═════ RECORDED INFORMATION

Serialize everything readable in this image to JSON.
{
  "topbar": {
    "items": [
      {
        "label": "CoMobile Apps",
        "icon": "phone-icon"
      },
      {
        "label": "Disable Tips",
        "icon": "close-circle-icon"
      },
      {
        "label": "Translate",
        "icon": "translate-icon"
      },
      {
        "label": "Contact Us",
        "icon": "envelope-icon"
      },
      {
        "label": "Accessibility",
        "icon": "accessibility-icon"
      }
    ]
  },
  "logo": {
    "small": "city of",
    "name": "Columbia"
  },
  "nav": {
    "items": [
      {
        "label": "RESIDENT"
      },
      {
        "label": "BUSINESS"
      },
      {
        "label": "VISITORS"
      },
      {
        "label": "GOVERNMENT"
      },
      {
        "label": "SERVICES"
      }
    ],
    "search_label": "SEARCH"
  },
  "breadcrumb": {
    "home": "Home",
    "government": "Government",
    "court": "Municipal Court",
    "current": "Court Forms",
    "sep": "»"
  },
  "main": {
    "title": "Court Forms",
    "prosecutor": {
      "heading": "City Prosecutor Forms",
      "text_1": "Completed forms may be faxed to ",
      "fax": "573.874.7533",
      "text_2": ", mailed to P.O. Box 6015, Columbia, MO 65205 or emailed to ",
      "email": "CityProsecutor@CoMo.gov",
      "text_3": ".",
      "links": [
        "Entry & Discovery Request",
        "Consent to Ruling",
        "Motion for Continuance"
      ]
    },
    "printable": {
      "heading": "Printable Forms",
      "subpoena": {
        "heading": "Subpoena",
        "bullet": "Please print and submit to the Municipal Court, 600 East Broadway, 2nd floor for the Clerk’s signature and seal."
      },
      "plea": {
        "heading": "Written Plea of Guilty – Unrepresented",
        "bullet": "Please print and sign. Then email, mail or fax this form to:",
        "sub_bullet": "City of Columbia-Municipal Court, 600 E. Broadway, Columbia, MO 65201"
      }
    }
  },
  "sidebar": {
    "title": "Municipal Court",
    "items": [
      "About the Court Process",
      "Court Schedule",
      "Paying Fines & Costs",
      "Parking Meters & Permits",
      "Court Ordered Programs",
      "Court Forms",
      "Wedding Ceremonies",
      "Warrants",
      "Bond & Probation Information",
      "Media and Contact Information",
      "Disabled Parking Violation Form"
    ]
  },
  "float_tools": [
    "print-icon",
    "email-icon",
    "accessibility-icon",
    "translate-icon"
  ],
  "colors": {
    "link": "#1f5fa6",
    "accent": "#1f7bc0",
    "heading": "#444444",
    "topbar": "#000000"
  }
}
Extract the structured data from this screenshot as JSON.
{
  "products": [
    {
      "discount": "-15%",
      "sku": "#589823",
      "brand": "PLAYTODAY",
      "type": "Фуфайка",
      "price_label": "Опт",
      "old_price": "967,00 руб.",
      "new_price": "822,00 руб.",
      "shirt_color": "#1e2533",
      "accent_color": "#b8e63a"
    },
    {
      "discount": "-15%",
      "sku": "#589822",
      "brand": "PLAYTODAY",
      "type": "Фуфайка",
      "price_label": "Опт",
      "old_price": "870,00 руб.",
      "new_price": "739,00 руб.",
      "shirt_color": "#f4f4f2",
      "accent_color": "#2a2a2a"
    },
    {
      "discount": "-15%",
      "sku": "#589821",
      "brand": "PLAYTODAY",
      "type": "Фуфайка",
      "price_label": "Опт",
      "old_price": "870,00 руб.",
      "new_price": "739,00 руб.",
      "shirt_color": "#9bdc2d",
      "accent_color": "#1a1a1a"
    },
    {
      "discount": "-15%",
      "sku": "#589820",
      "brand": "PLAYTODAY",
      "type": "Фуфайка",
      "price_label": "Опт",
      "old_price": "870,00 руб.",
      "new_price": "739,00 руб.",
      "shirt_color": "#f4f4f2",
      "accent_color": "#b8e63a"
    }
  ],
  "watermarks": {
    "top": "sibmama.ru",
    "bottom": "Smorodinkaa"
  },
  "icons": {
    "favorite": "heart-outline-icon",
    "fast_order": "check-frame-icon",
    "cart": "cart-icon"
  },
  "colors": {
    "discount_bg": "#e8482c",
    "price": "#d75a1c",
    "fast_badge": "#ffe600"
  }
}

══════════

**WRITTEN REQUEST:**
Repeat the material above exactly.

**RESPONSE TO THIS EXERCISE:**
Serialize everything readable in this image to JSON.
{
  "topbar": {
    "items": [
      {
        "label": "CoMobile Apps",
        "icon": "phone-icon"
      },
      {
        "label": "Disable Tips",
        "icon": "close-circle-icon"
      },
      {
        "label": "Translate",
        "icon": "translate-icon"
      },
      {
        "label": "Contact Us",
        "icon": "envelope-icon"
      },
      {
        "label": "Accessibility",
        "icon": "accessibility-icon"
      }
    ]
  },
  "logo": {
    "small": "city of",
    "name": "Columbia"
  },
  "nav": {
    "items": [
      {
        "label": "RESIDENT"
      },
      {
        "label": "BUSINESS"
      },
      {
        "label": "VISITORS"
      },
      {
        "label": "GOVERNMENT"
      },
      {
        "label": "SERVICES"
      }
    ],
    "search_label": "SEARCH"
  },
  "breadcrumb": {
    "home": "Home",
    "government": "Government",
    "court": "Municipal Court",
    "current": "Court Forms",
    "sep": "»"
  },
  "main": {
    "title": "Court Forms",
    "prosecutor": {
      "heading": "City Prosecutor Forms",
      "text_1": "Completed forms may be faxed to ",
      "fax": "573.874.7533",
      "text_2": ", mailed to P.O. Box 6015, Columbia, MO 65205 or emailed to ",
      "email": "CityProsecutor@CoMo.gov",
      "text_3": ".",
      "links": [
        "Entry & Discovery Request",
        "Consent to Ruling",
        "Motion for Continuance"
      ]
    },
    "printable": {
      "heading": "Printable Forms",
      "subpoena": {
        "heading": "Subpoena",
        "bullet": "Please print and submit to the Municipal Court, 600 East Broadway, 2nd floor for the Clerk’s signature and seal."
      },
      "plea": {
        "heading": "Written Plea of Guilty – Unrepresented",
        "bullet": "Please print and sign. Then email, mail or fax this form to:",
        "sub_bullet": "City of Columbia-Municipal Court, 600 E. Broadway, Columbia, MO 65201"
      }
    }
  },
  "sidebar": {
    "title": "Municipal Court",
    "items": [
      "About the Court Process",
      "Court Schedule",
      "Paying Fines & Costs",
      "Parking Meters & Permits",
      "Court Ordered Programs",
      "Court Forms",
      "Wedding Ceremonies",
      "Warrants",
      "Bond & Probation Information",
      "Media and Contact Information",
      "Disabled Parking Violation Form"
    ]
  },
  "float_tools": [
    "print-icon",
    "email-icon",
    "accessibility-icon",
    "translate-icon"
  ],
  "colors": {
    "link": "#1f5fa6",
    "accent": "#1f7bc0",
    "heading": "#444444",
    "topbar": "#000000"
  }
}
Extract the structured data from this screenshot as JSON.
{
  "products": [
    {
      "discount": "-15%",
      "sku": "#589823",
      "brand": "PLAYTODAY",
      "type": "Фуфайка",
      "price_label": "Опт",
      "old_price": "967,00 руб.",
      "new_price": "822,00 руб.",
      "shirt_color": "#1e2533",
      "accent_color": "#b8e63a"
    },
    {
      "discount": "-15%",
      "sku": "#589822",
      "brand": "PLAYTODAY",
      "type": "Фуфайка",
      "price_label": "Опт",
      "old_price": "870,00 руб.",
      "new_price": "739,00 руб.",
      "shirt_color": "#f4f4f2",
      "accent_color": "#2a2a2a"
    },
    {
      "discount": "-15%",
      "sku": "#589821",
      "brand": "PLAYTODAY",
      "type": "Фуфайка",
      "price_label": "Опт",
      "old_price": "870,00 руб.",
      "new_price": "739,00 руб.",
      "shirt_color": "#9bdc2d",
      "accent_color": "#1a1a1a"
    },
    {
      "discount": "-15%",
      "sku": "#589820",
      "brand": "PLAYTODAY",
      "type": "Фуфайка",
      "price_label": "Опт",
      "old_price": "870,00 руб.",
      "new_price": "739,00 руб.",
      "shirt_color": "#f4f4f2",
      "accent_color": "#b8e63a"
    }
  ],
  "watermarks": {
    "top": "sibmama.ru",
    "bottom": "Smorodinkaa"
  },
  "icons": {
    "favorite": "heart-outline-icon",
    "fast_order": "check-frame-icon",
    "cart": "cart-icon"
  },
  "colors": {
    "discount_bg": "#e8482c",
    "price": "#d75a1c",
    "fast_badge": "#ffe600"
  }
}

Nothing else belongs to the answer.